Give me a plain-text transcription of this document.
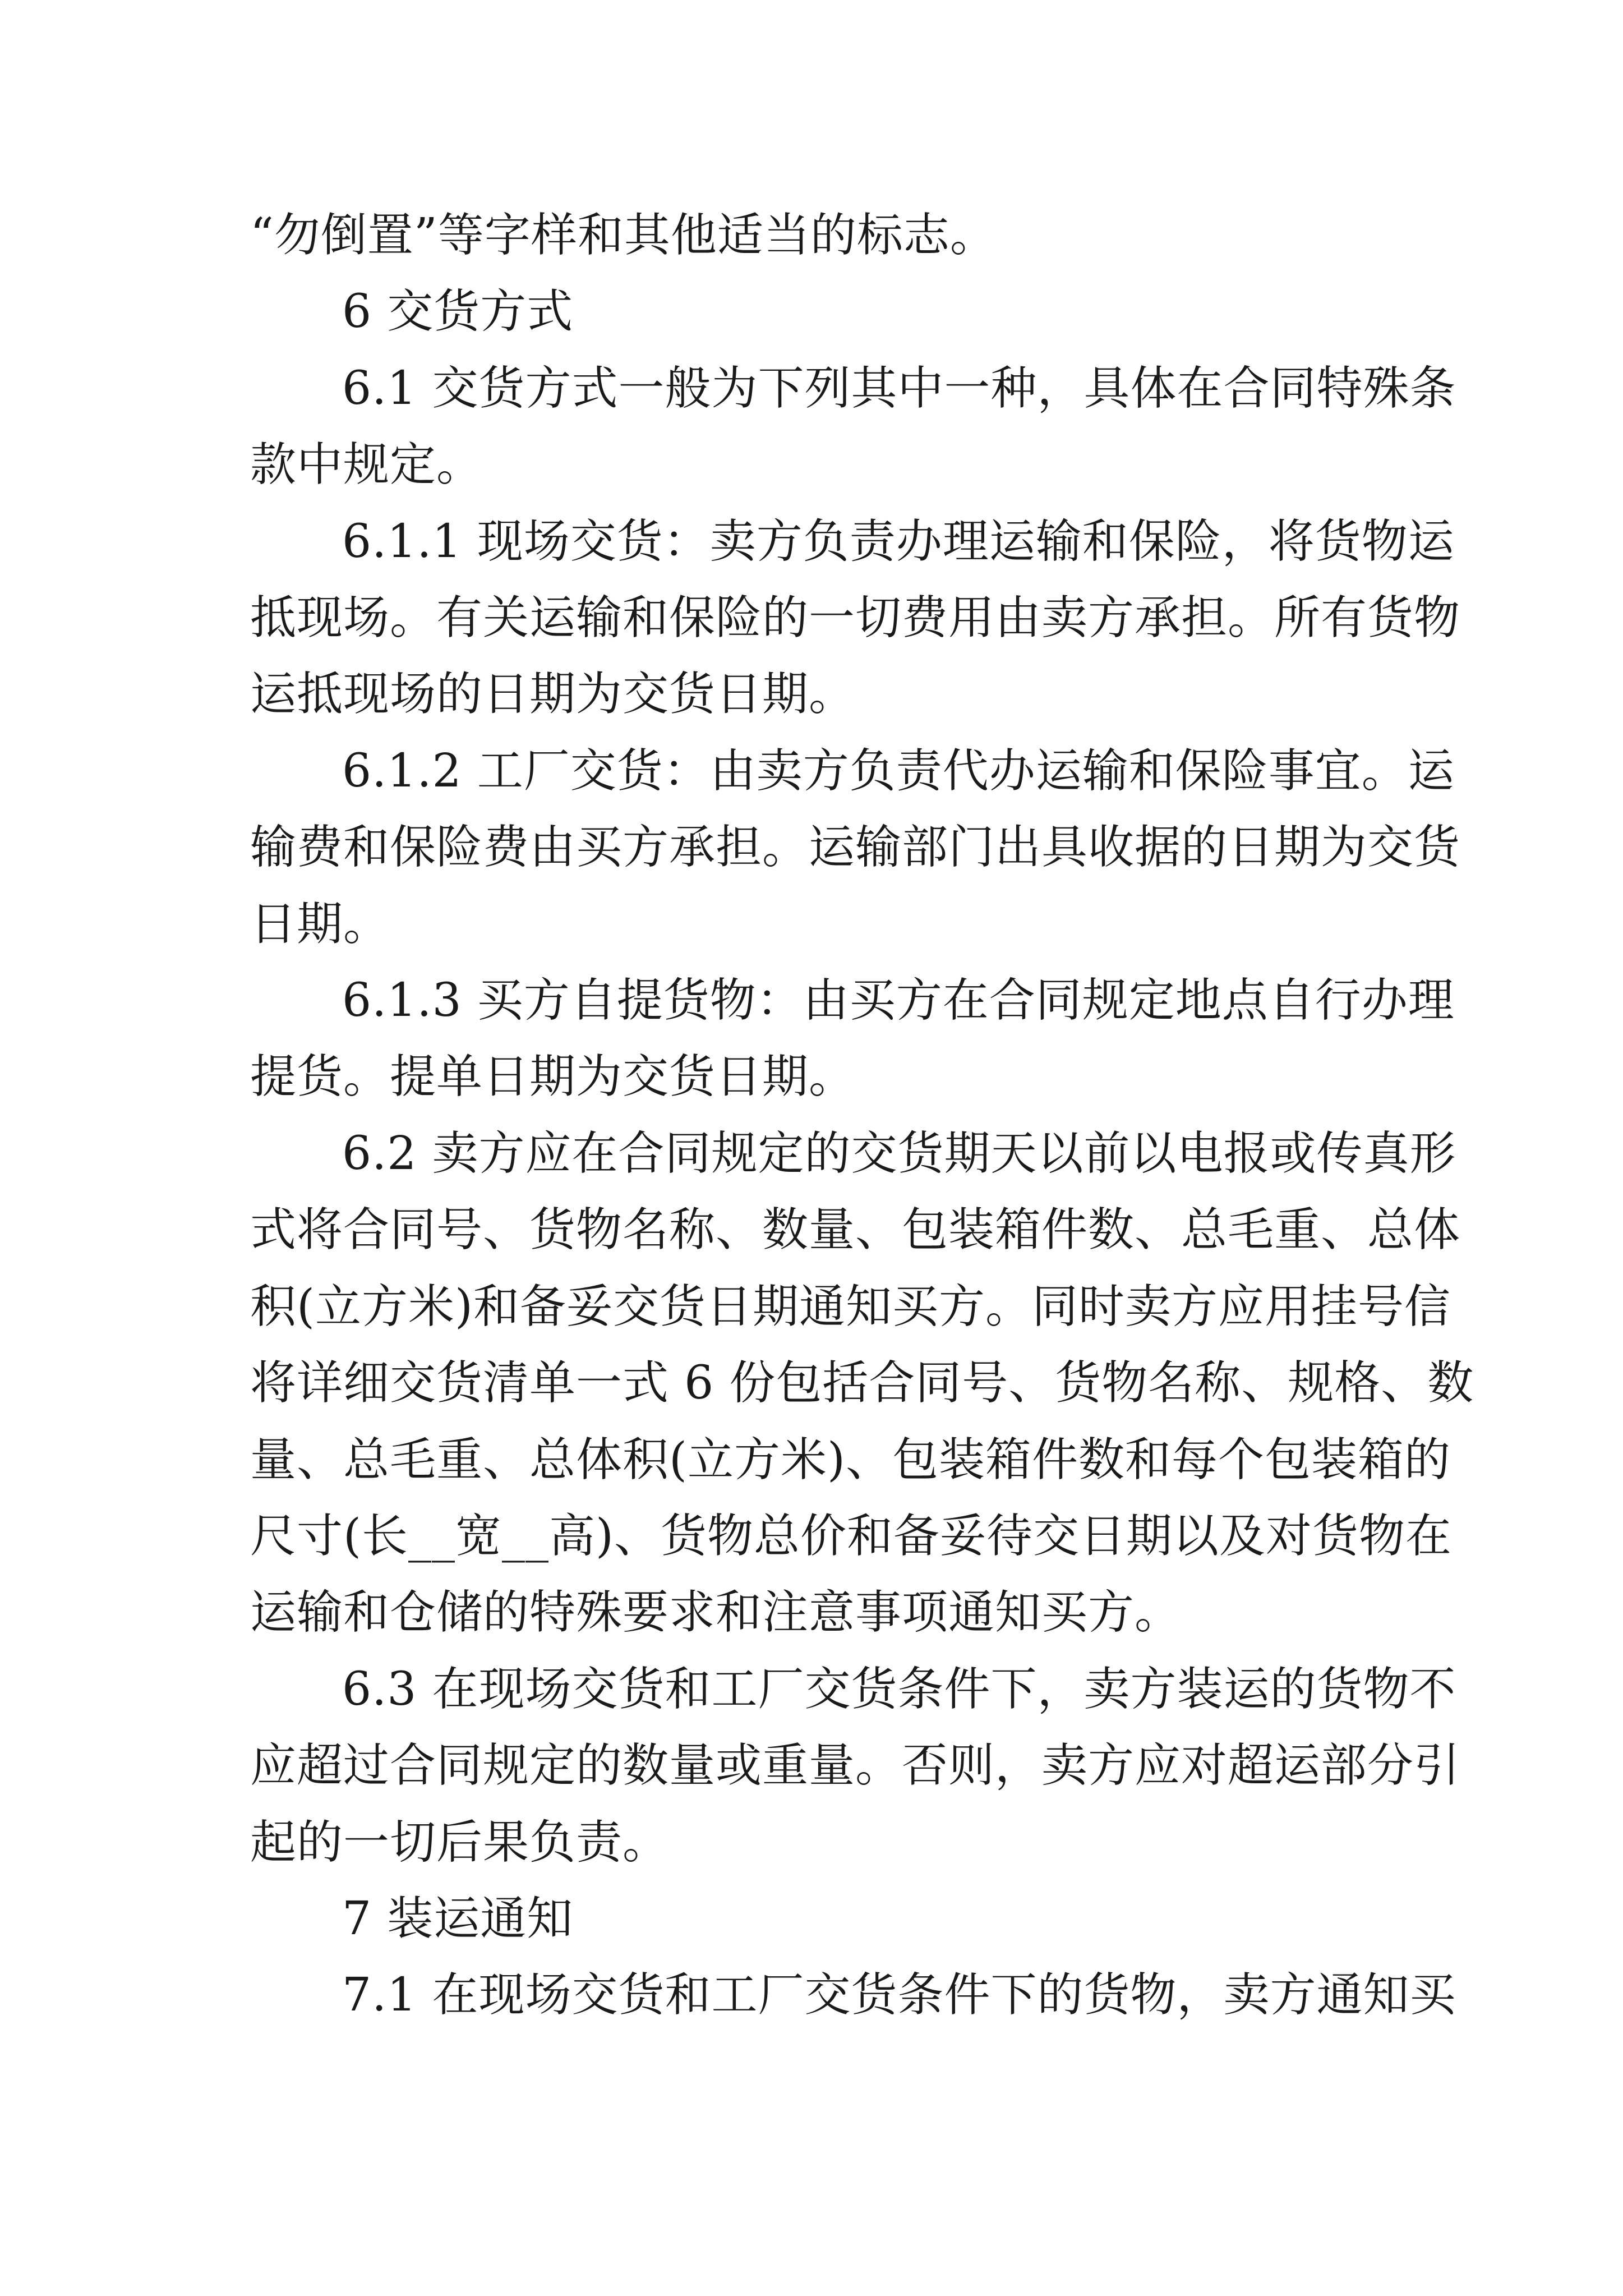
“勿倒置”等字样和其他适当的标志。

6 交货方式

6.1 交货方式一般为下列其中一种，具体在合同特殊条
款中规定。

6.1.1 现场交货：卖方负责办理运输和保险，将货物运
抵现场。有关运输和保险的一切费用由卖方承担。所有货物
运抵现场的日期为交货日期。

6.1.2 工厂交货：由卖方负责代办运输和保险事宜。运
输费和保险费由买方承担。运输部门出具收据的日期为交货
日期。

6.1.3 买方自提货物：由买方在合同规定地点自行办理
提货。提单日期为交货日期。

6.2 卖方应在合同规定的交货期天以前以电报或传真形
式将合同号、货物名称、数量、包装箱件数、总毛重、总体
积(立方米)和备妥交货日期通知买方。同时卖方应用挂号信
将详细交货清单一式 6 份包括合同号、货物名称、规格、数
量、总毛重、总体积(立方米)、包装箱件数和每个包装箱的
尺寸(长__宽__高)、货物总价和备妥待交日期以及对货物在
运输和仓储的特殊要求和注意事项通知买方。

6.3 在现场交货和工厂交货条件下，卖方装运的货物不
应超过合同规定的数量或重量。否则，卖方应对超运部分引
起的一切后果负责。

7 装运通知

7.1 在现场交货和工厂交货条件下的货物，卖方通知买
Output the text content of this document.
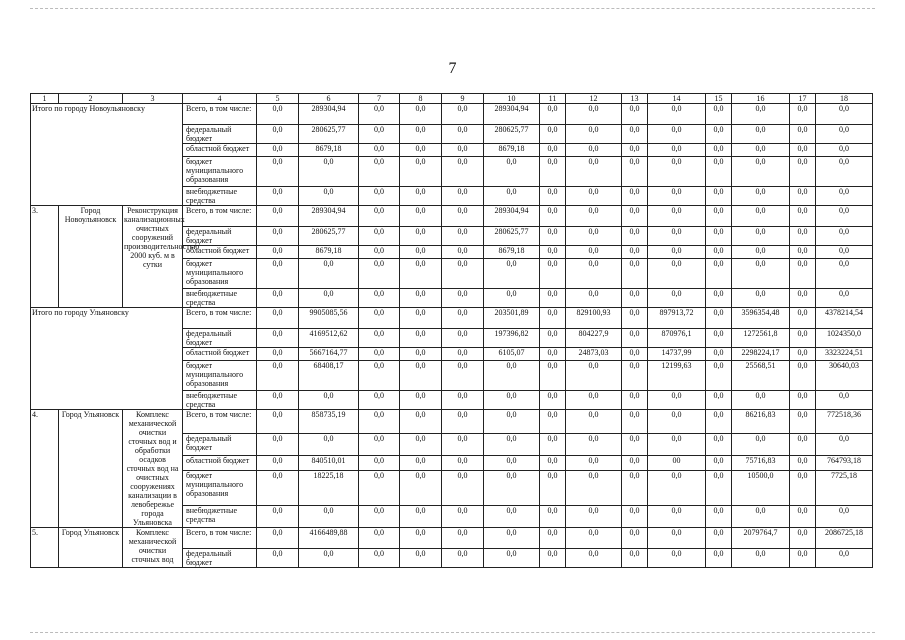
7
1	2	3	4	5	6	7	8	9	10	11	12	13	14	15	16	17	18
Итого по городу Новоульяновску			Всего, в том числе:	0,0	289304,94	0,0	0,0	0,0	289304,94	0,0	0,0	0,0	0,0	0,0	0,0	0,0	0,0
			федеральный бюджет	0,0	280625,77	0,0	0,0	0,0	280625,77	0,0	0,0	0,0	0,0	0,0	0,0	0,0	0,0
			областной бюджет	0,0	8679,18	0,0	0,0	0,0	8679,18	0,0	0,0	0,0	0,0	0,0	0,0	0,0	0,0
			бюджет муниципального образования	0,0	0,0	0,0	0,0	0,0	0,0	0,0	0,0	0,0	0,0	0,0	0,0	0,0	0,0
			внебюджетные средства	0,0	0,0	0,0	0,0	0,0	0,0	0,0	0,0	0,0	0,0	0,0	0,0	0,0	0,0
3.	Город Новоульяновск	Реконструкция канализационных очистных сооружений производительностью 2000 куб. м в сутки	Всего, в том числе:	0,0	289304,94	0,0	0,0	0,0	289304,94	0,0	0,0	0,0	0,0	0,0	0,0	0,0	0,0
			федеральный бюджет	0,0	280625,77	0,0	0,0	0,0	280625,77	0,0	0,0	0,0	0,0	0,0	0,0	0,0	0,0
			областной бюджет	0,0	8679,18	0,0	0,0	0,0	8679,18	0,0	0,0	0,0	0,0	0,0	0,0	0,0	0,0
			бюджет муниципального образования	0,0	0,0	0,0	0,0	0,0	0,0	0,0	0,0	0,0	0,0	0,0	0,0	0,0	0,0
			внебюджетные средства	0,0	0,0	0,0	0,0	0,0	0,0	0,0	0,0	0,0	0,0	0,0	0,0	0,0	0,0
Итого по городу Ульяновску			Всего, в том числе:	0,0	9905085,56	0,0	0,0	0,0	203501,89	0,0	829100,93	0,0	897913,72	0,0	3596354,48	0,0	4378214,54
			федеральный бюджет	0,0	4169512,62	0,0	0,0	0,0	197396,82	0,0	804227,9	0,0	870976,1	0,0	1272561,8	0,0	1024350,0
			областной бюджет	0,0	5667164,77	0,0	0,0	0,0	6105,07	0,0	24873,03	0,0	14737,99	0,0	2298224,17	0,0	3323224,51
			бюджет муниципального образования	0,0	68408,17	0,0	0,0	0,0	0,0	0,0	0,0	0,0	12199,63	0,0	25568,51	0,0	30640,03
			внебюджетные средства	0,0	0,0	0,0	0,0	0,0	0,0	0,0	0,0	0,0	0,0	0,0	0,0	0,0	0,0
4.	Город Ульяновск	Комплекс механической очистки сточных вод и обработки осадков сточных вод на очистных сооружениях канализации в левобережье города Ульяновска	Всего, в том числе:	0,0	858735,19	0,0	0,0	0,0	0,0	0,0	0,0	0,0	0,0	0,0	86216,83	0,0	772518,36
			федеральный бюджет	0,0	0,0	0,0	0,0	0,0	0,0	0,0	0,0	0,0	0,0	0,0	0,0	0,0	0,0
			областной бюджет	0,0	840510,01	0,0	0,0	0,0	0,0	0,0	0,0	0,0	00	0,0	75716,83	0,0	764793,18
			бюджет муниципального образования	0,0	18225,18	0,0	0,0	0,0	0,0	0,0	0,0	0,0	0,0	0,0	10500,0	0,0	7725,18
			внебюджетные средства	0,0	0,0	0,0	0,0	0,0	0,0	0,0	0,0	0,0	0,0	0,0	0,0	0,0	0,0
5.	Город Ульяновск	Комплекс механической очистки сточных вод	Всего, в том числе:	0,0	4166489,88	0,0	0,0	0,0	0,0	0,0	0,0	0,0	0,0	0,0	2079764,7	0,0	2086725,18
			федеральный бюджет	0,0	0,0	0,0	0,0	0,0	0,0	0,0	0,0	0,0	0,0	0,0	0,0	0,0	0,0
⁂
For the material, find the number of lines holding the word "городу" and give that figure and nothing more.

> Exercise output
2